• _EXERCISE AIM_
Give the entries back exactly, dropping each image.

• _GIVEN RECORDS_
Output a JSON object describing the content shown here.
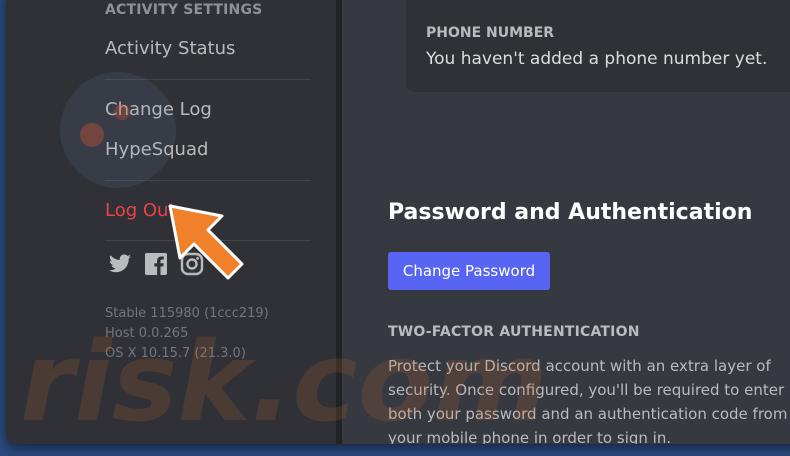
{
  "sidebar": {
    "section_header": "ACTIVITY SETTINGS",
    "items": [
      {
        "label": "Activity Status"
      },
      {
        "label": "Change Log"
      },
      {
        "label": "HypeSquad"
      },
      {
        "label": "Log Out"
      }
    ],
    "social_icons": [
      "twitter-icon",
      "facebook-icon",
      "instagram-icon"
    ],
    "version_lines": [
      "Stable 115980 (1ccc219)",
      "Host 0.0.265",
      "OS X 10.15.7 (21.3.0)"
    ]
  },
  "main": {
    "phone": {
      "label": "PHONE NUMBER",
      "value": "You haven't added a phone number yet."
    },
    "password_section": {
      "title": "Password and Authentication",
      "change_password_button": "Change Password"
    },
    "two_factor": {
      "label": "TWO-FACTOR AUTHENTICATION",
      "description": "Protect your Discord account with an extra layer of security. Once configured, you'll be required to enter both your password and an authentication code from your mobile phone in order to sign in."
    }
  },
  "watermark": "risk.com",
  "colors": {
    "accent": "#5865f2",
    "danger": "#ed4245",
    "arrow": "#f0812a"
  }
}
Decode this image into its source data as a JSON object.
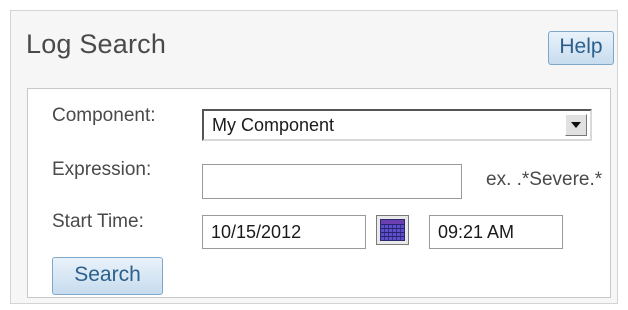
{
  "header": {
    "title": "Log Search",
    "help_label": "Help"
  },
  "form": {
    "component_label": "Component:",
    "component_value": "My Component",
    "expression_label": "Expression:",
    "expression_value": "",
    "expression_hint": "ex. .*Severe.*",
    "start_time_label": "Start Time:",
    "start_date": "10/15/2012",
    "start_time": "09:21 AM",
    "calendar_icon": "calendar-icon",
    "search_label": "Search"
  },
  "colors": {
    "button_text": "#2c5f8c",
    "button_border": "#7fa7c9",
    "panel_bg": "#f6f6f6",
    "label_text": "#4a4a4a"
  }
}
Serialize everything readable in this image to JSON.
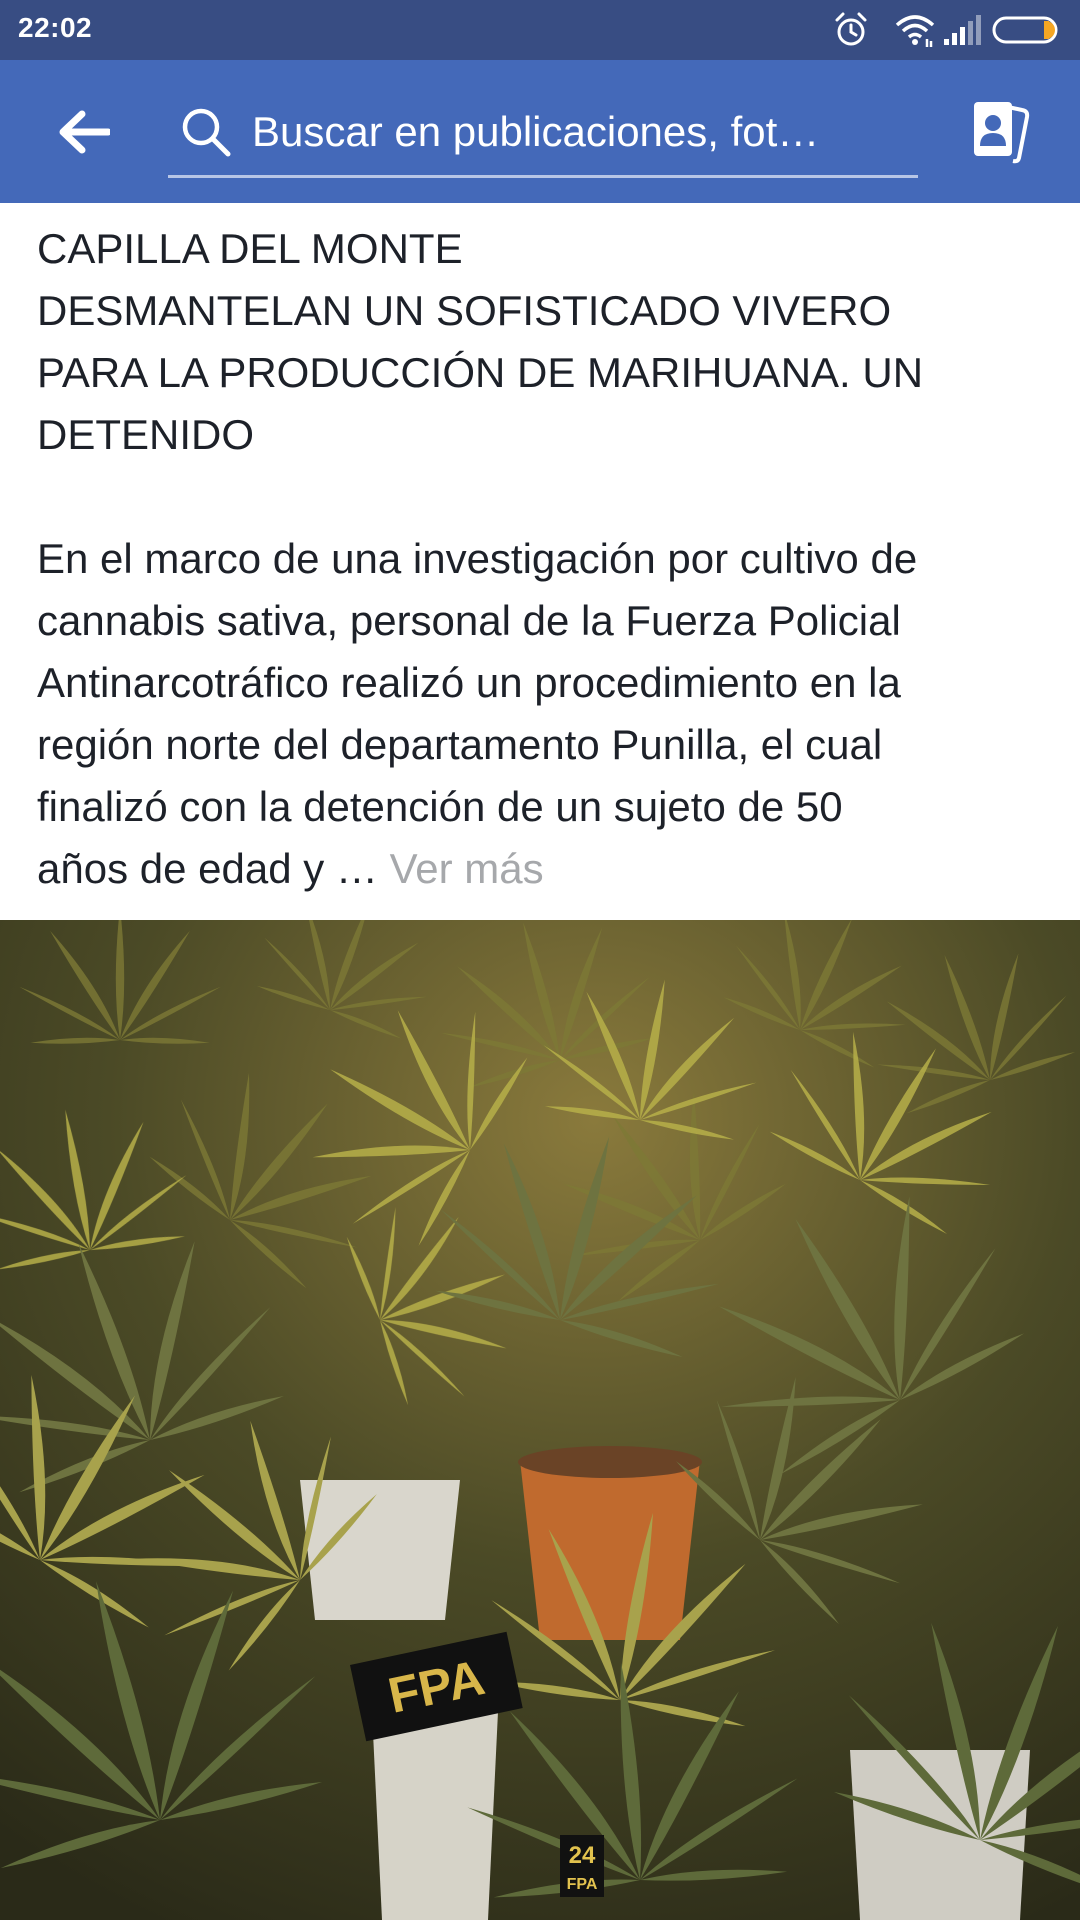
{
  "status_bar": {
    "time": "22:02",
    "icons": [
      "alarm-icon",
      "wifi-icon",
      "signal-icon",
      "battery-icon"
    ]
  },
  "app_bar": {
    "back_icon": "arrow-left-icon",
    "search_placeholder": "Buscar en publicaciones, fot…",
    "search_icon": "search-icon",
    "contacts_icon": "contacts-icon"
  },
  "post": {
    "headline": [
      "CAPILLA DEL MONTE",
      "DESMANTELAN UN SOFISTICADO VIVERO",
      "PARA LA PRODUCCIÓN DE MARIHUANA. UN",
      "DETENIDO"
    ],
    "body": [
      "En el marco de una investigación por cultivo de",
      "cannabis sativa, personal de la Fuerza Policial",
      "Antinarcotráfico realizó un procedimiento en la",
      "región norte del departamento Punilla, el cual",
      "finalizó con la detención de un sujeto de 50"
    ],
    "body_last": "años de edad y … ",
    "see_more": "Ver más",
    "photo": {
      "sign_text": "FPA",
      "tag_number": "24",
      "tag_text": "FPA"
    }
  },
  "colors": {
    "status_bar": "#384d83",
    "app_bar": "#4469b9",
    "text": "#1d2129",
    "see_more": "#a6a8ab"
  }
}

• _COMPLETED TASK_
Output a JSON object describing the content shown here.
{
  "sidebar": {
    "section_header": "ACTIVITY SETTINGS",
    "items": [
      {
        "label": "Activity Status"
      },
      {
        "label": "Change Log"
      },
      {
        "label": "HypeSquad"
      },
      {
        "label": "Log Out"
      }
    ],
    "social_icons": [
      "twitter-icon",
      "facebook-icon",
      "instagram-icon"
    ],
    "version_lines": [
      "Stable 115980 (1ccc219)",
      "Host 0.0.265",
      "OS X 10.15.7 (21.3.0)"
    ]
  },
  "main": {
    "phone": {
      "label": "PHONE NUMBER",
      "value": "You haven't added a phone number yet."
    },
    "password_section": {
      "title": "Password and Authentication",
      "change_password_button": "Change Password"
    },
    "two_factor": {
      "label": "TWO-FACTOR AUTHENTICATION",
      "description": "Protect your Discord account with an extra layer of security. Once configured, you'll be required to enter both your password and an authentication code from your mobile phone in order to sign in."
    }
  },
  "watermark": "risk.com",
  "colors": {
    "accent": "#5865f2",
    "danger": "#ed4245",
    "arrow": "#f0812a"
  }
}
Decode this image into its source data as a JSON object.
{
  "header": {
    "title": "Log Search",
    "help_label": "Help"
  },
  "form": {
    "component_label": "Component:",
    "component_value": "My Component",
    "expression_label": "Expression:",
    "expression_value": "",
    "expression_hint": "ex. .*Severe.*",
    "start_time_label": "Start Time:",
    "start_date": "10/15/2012",
    "start_time": "09:21 AM",
    "calendar_icon": "calendar-icon",
    "search_label": "Search"
  },
  "colors": {
    "button_text": "#2c5f8c",
    "button_border": "#7fa7c9",
    "panel_bg": "#f6f6f6",
    "label_text": "#4a4a4a"
  }
}
Serialize everything readable in this image to JSON.
{
  "status_bar": {
    "time": "22:02",
    "icons": [
      "alarm-icon",
      "wifi-icon",
      "signal-icon",
      "battery-icon"
    ]
  },
  "app_bar": {
    "back_icon": "arrow-left-icon",
    "search_placeholder": "Buscar en publicaciones, fot…",
    "search_icon": "search-icon",
    "contacts_icon": "contacts-icon"
  },
  "post": {
    "headline": [
      "CAPILLA DEL MONTE",
      "DESMANTELAN UN SOFISTICADO VIVERO",
      "PARA LA PRODUCCIÓN DE MARIHUANA. UN",
      "DETENIDO"
    ],
    "body": [
      "En el marco de una investigación por cultivo de",
      "cannabis sativa, personal de la Fuerza Policial",
      "Antinarcotráfico realizó un procedimiento en la",
      "región norte del departamento Punilla, el cual",
      "finalizó con la detención de un sujeto de 50"
    ],
    "body_last": "años de edad y … ",
    "see_more": "Ver más",
    "photo": {
      "sign_text": "FPA",
      "tag_number": "24",
      "tag_text": "FPA"
    }
  },
  "colors": {
    "status_bar": "#384d83",
    "app_bar": "#4469b9",
    "text": "#1d2129",
    "see_more": "#a6a8ab"
  }
}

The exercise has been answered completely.